--- Begin LISTED RECORDS ---

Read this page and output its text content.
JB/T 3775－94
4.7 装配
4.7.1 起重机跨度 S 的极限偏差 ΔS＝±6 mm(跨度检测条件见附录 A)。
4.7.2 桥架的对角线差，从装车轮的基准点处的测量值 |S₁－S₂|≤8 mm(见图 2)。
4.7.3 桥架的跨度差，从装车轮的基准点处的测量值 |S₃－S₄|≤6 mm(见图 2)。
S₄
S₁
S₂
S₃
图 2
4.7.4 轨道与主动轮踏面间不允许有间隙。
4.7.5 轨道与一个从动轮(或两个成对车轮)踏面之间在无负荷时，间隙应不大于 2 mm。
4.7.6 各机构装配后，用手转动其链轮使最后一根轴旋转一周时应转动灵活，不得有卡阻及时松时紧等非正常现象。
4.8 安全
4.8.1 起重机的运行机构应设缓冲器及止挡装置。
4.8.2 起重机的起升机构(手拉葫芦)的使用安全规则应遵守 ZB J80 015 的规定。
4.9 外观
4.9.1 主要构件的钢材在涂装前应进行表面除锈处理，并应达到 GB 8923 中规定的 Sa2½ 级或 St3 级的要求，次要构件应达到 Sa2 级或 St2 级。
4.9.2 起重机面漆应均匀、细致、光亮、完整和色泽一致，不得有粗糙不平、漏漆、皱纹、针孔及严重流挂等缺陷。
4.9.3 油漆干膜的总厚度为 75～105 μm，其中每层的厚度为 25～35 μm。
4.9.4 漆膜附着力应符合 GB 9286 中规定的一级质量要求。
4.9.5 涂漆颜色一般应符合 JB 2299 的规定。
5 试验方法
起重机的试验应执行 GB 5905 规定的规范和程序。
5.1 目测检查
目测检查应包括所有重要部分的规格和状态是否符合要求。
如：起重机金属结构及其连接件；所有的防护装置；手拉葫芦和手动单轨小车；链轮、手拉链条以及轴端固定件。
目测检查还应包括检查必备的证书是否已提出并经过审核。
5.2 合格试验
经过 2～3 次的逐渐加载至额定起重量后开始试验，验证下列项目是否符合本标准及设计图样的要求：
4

--- End LISTED RECORDS ---

### WORK TO COMPLETE
Print the whole listing again, exactly.

### EXERCISE ANSWER
Read this page and output its text content.
JB/T 3775－94
4.7 装配
4.7.1 起重机跨度 S 的极限偏差 ΔS＝±6 mm(跨度检测条件见附录 A)。
4.7.2 桥架的对角线差，从装车轮的基准点处的测量值 |S₁－S₂|≤8 mm(见图 2)。
4.7.3 桥架的跨度差，从装车轮的基准点处的测量值 |S₃－S₄|≤6 mm(见图 2)。
S₄
S₁
S₂
S₃
图 2
4.7.4 轨道与主动轮踏面间不允许有间隙。
4.7.5 轨道与一个从动轮(或两个成对车轮)踏面之间在无负荷时，间隙应不大于 2 mm。
4.7.6 各机构装配后，用手转动其链轮使最后一根轴旋转一周时应转动灵活，不得有卡阻及时松时紧等非正常现象。
4.8 安全
4.8.1 起重机的运行机构应设缓冲器及止挡装置。
4.8.2 起重机的起升机构(手拉葫芦)的使用安全规则应遵守 ZB J80 015 的规定。
4.9 外观
4.9.1 主要构件的钢材在涂装前应进行表面除锈处理，并应达到 GB 8923 中规定的 Sa2½ 级或 St3 级的要求，次要构件应达到 Sa2 级或 St2 级。
4.9.2 起重机面漆应均匀、细致、光亮、完整和色泽一致，不得有粗糙不平、漏漆、皱纹、针孔及严重流挂等缺陷。
4.9.3 油漆干膜的总厚度为 75～105 μm，其中每层的厚度为 25～35 μm。
4.9.4 漆膜附着力应符合 GB 9286 中规定的一级质量要求。
4.9.5 涂漆颜色一般应符合 JB 2299 的规定。
5 试验方法
起重机的试验应执行 GB 5905 规定的规范和程序。
5.1 目测检查
目测检查应包括所有重要部分的规格和状态是否符合要求。
如：起重机金属结构及其连接件；所有的防护装置；手拉葫芦和手动单轨小车；链轮、手拉链条以及轴端固定件。
目测检查还应包括检查必备的证书是否已提出并经过审核。
5.2 合格试验
经过 2～3 次的逐渐加载至额定起重量后开始试验，验证下列项目是否符合本标准及设计图样的要求：
4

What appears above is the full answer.